● **Stored records**:
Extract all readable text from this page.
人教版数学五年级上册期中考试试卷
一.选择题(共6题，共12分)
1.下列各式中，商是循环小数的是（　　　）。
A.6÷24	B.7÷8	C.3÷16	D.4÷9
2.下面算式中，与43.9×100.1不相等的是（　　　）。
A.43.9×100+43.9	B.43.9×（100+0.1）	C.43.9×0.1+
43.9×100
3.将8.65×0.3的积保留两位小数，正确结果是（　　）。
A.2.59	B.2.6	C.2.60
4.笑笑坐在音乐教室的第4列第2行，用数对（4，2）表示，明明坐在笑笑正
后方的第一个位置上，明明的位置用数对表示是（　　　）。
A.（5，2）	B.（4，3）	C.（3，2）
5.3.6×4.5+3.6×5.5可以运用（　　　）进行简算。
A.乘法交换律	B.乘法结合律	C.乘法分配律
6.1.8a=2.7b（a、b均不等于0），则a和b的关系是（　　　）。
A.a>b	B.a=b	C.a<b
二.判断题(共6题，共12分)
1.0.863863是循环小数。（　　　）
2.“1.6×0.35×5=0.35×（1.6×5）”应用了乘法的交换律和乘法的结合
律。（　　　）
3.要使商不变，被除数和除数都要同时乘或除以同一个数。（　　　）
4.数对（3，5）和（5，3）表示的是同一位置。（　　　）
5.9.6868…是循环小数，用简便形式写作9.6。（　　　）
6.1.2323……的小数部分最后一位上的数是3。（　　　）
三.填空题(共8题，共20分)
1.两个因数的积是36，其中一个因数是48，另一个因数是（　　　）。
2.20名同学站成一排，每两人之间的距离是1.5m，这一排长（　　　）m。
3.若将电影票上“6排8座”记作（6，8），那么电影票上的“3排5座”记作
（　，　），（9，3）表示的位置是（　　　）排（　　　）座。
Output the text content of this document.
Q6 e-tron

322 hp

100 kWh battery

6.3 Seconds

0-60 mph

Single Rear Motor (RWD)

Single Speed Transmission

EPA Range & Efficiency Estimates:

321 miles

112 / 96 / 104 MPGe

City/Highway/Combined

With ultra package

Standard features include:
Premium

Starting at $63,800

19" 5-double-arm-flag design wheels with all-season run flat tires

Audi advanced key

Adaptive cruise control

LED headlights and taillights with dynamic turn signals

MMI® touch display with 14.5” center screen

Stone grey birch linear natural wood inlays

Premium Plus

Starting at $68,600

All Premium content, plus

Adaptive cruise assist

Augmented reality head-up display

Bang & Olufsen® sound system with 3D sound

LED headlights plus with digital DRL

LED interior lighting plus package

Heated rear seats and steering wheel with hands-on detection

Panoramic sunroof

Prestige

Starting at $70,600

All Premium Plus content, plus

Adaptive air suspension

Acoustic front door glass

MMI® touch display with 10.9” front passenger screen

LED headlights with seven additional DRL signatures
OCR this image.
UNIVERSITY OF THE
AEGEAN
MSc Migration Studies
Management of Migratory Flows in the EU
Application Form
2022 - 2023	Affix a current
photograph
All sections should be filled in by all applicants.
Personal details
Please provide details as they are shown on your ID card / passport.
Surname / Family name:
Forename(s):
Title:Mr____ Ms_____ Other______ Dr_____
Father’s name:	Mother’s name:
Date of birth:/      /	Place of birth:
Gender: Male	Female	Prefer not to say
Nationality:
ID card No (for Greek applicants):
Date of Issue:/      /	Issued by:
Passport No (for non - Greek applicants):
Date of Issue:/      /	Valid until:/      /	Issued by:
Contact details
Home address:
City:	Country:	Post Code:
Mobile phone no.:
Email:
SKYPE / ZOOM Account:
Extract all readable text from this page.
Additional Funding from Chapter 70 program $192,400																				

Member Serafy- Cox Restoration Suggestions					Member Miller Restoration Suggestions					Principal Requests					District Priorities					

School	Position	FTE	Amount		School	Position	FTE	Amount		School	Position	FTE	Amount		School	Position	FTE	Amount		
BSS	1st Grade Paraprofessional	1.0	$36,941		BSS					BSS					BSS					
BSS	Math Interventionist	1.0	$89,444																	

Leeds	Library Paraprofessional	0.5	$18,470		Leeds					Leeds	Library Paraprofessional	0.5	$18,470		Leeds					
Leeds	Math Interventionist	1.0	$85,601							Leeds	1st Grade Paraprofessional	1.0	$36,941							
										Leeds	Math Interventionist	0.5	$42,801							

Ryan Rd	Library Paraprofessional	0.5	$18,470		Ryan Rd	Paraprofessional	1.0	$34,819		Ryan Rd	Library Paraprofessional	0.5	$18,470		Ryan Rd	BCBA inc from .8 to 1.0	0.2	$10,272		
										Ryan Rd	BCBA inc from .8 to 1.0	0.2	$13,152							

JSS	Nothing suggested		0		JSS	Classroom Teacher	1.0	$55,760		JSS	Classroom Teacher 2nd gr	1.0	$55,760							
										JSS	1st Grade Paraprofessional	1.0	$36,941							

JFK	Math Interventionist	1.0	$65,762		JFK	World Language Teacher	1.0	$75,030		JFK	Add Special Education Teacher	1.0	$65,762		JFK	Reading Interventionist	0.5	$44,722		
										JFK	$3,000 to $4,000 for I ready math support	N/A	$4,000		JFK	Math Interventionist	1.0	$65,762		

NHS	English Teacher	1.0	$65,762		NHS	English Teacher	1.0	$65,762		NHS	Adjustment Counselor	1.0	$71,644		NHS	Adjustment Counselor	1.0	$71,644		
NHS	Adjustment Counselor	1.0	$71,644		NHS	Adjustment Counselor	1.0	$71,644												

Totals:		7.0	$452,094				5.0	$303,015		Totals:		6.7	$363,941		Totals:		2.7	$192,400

● **OBJECTIVE**:
Extract the data exactly as given.

● **SOLUTION TO THIS EXERCISE**:
Extract all readable text from this page.
人教版数学五年级上册期中考试试卷
一.选择题(共6题，共12分)
1.下列各式中，商是循环小数的是（　　　）。
A.6÷24	B.7÷8	C.3÷16	D.4÷9
2.下面算式中，与43.9×100.1不相等的是（　　　）。
A.43.9×100+43.9	B.43.9×（100+0.1）	C.43.9×0.1+
43.9×100
3.将8.65×0.3的积保留两位小数，正确结果是（　　）。
A.2.59	B.2.6	C.2.60
4.笑笑坐在音乐教室的第4列第2行，用数对（4，2）表示，明明坐在笑笑正
后方的第一个位置上，明明的位置用数对表示是（　　　）。
A.（5，2）	B.（4，3）	C.（3，2）
5.3.6×4.5+3.6×5.5可以运用（　　　）进行简算。
A.乘法交换律	B.乘法结合律	C.乘法分配律
6.1.8a=2.7b（a、b均不等于0），则a和b的关系是（　　　）。
A.a>b	B.a=b	C.a<b
二.判断题(共6题，共12分)
1.0.863863是循环小数。（　　　）
2.“1.6×0.35×5=0.35×（1.6×5）”应用了乘法的交换律和乘法的结合
律。（　　　）
3.要使商不变，被除数和除数都要同时乘或除以同一个数。（　　　）
4.数对（3，5）和（5，3）表示的是同一位置。（　　　）
5.9.6868…是循环小数，用简便形式写作9.6。（　　　）
6.1.2323……的小数部分最后一位上的数是3。（　　　）
三.填空题(共8题，共20分)
1.两个因数的积是36，其中一个因数是48，另一个因数是（　　　）。
2.20名同学站成一排，每两人之间的距离是1.5m，这一排长（　　　）m。
3.若将电影票上“6排8座”记作（6，8），那么电影票上的“3排5座”记作
（　，　），（9，3）表示的位置是（　　　）排（　　　）座。
Output the text content of this document.
Q6 e-tron

322 hp

100 kWh battery

6.3 Seconds

0-60 mph

Single Rear Motor (RWD)

Single Speed Transmission

EPA Range & Efficiency Estimates:

321 miles

112 / 96 / 104 MPGe

City/Highway/Combined

With ultra package

Standard features include:
Premium

Starting at $63,800

19" 5-double-arm-flag design wheels with all-season run flat tires

Audi advanced key

Adaptive cruise control

LED headlights and taillights with dynamic turn signals

MMI® touch display with 14.5” center screen

Stone grey birch linear natural wood inlays

Premium Plus

Starting at $68,600

All Premium content, plus

Adaptive cruise assist

Augmented reality head-up display

Bang & Olufsen® sound system with 3D sound

LED headlights plus with digital DRL

LED interior lighting plus package

Heated rear seats and steering wheel with hands-on detection

Panoramic sunroof

Prestige

Starting at $70,600

All Premium Plus content, plus

Adaptive air suspension

Acoustic front door glass

MMI® touch display with 10.9” front passenger screen

LED headlights with seven additional DRL signatures
OCR this image.
UNIVERSITY OF THE
AEGEAN
MSc Migration Studies
Management of Migratory Flows in the EU
Application Form
2022 - 2023	Affix a current
photograph
All sections should be filled in by all applicants.
Personal details
Please provide details as they are shown on your ID card / passport.
Surname / Family name:
Forename(s):
Title:Mr____ Ms_____ Other______ Dr_____
Father’s name:	Mother’s name:
Date of birth:/      /	Place of birth:
Gender: Male	Female	Prefer not to say
Nationality:
ID card No (for Greek applicants):
Date of Issue:/      /	Issued by:
Passport No (for non - Greek applicants):
Date of Issue:/      /	Valid until:/      /	Issued by:
Contact details
Home address:
City:	Country:	Post Code:
Mobile phone no.:
Email:
SKYPE / ZOOM Account:
Extract all readable text from this page.
Additional Funding from Chapter 70 program $192,400																				

Member Serafy- Cox Restoration Suggestions					Member Miller Restoration Suggestions					Principal Requests					District Priorities					

School	Position	FTE	Amount		School	Position	FTE	Amount		School	Position	FTE	Amount		School	Position	FTE	Amount		
BSS	1st Grade Paraprofessional	1.0	$36,941		BSS					BSS					BSS					
BSS	Math Interventionist	1.0	$89,444																	

Leeds	Library Paraprofessional	0.5	$18,470		Leeds					Leeds	Library Paraprofessional	0.5	$18,470		Leeds					
Leeds	Math Interventionist	1.0	$85,601							Leeds	1st Grade Paraprofessional	1.0	$36,941							
										Leeds	Math Interventionist	0.5	$42,801							

Ryan Rd	Library Paraprofessional	0.5	$18,470		Ryan Rd	Paraprofessional	1.0	$34,819		Ryan Rd	Library Paraprofessional	0.5	$18,470		Ryan Rd	BCBA inc from .8 to 1.0	0.2	$10,272		
										Ryan Rd	BCBA inc from .8 to 1.0	0.2	$13,152							

JSS	Nothing suggested		0		JSS	Classroom Teacher	1.0	$55,760		JSS	Classroom Teacher 2nd gr	1.0	$55,760							
										JSS	1st Grade Paraprofessional	1.0	$36,941							

JFK	Math Interventionist	1.0	$65,762		JFK	World Language Teacher	1.0	$75,030		JFK	Add Special Education Teacher	1.0	$65,762		JFK	Reading Interventionist	0.5	$44,722		
										JFK	$3,000 to $4,000 for I ready math support	N/A	$4,000		JFK	Math Interventionist	1.0	$65,762		

NHS	English Teacher	1.0	$65,762		NHS	English Teacher	1.0	$65,762		NHS	Adjustment Counselor	1.0	$71,644		NHS	Adjustment Counselor	1.0	$71,644		
NHS	Adjustment Counselor	1.0	$71,644		NHS	Adjustment Counselor	1.0	$71,644												

Totals:		7.0	$452,094				5.0	$303,015		Totals:		6.7	$363,941		Totals:		2.7	$192,400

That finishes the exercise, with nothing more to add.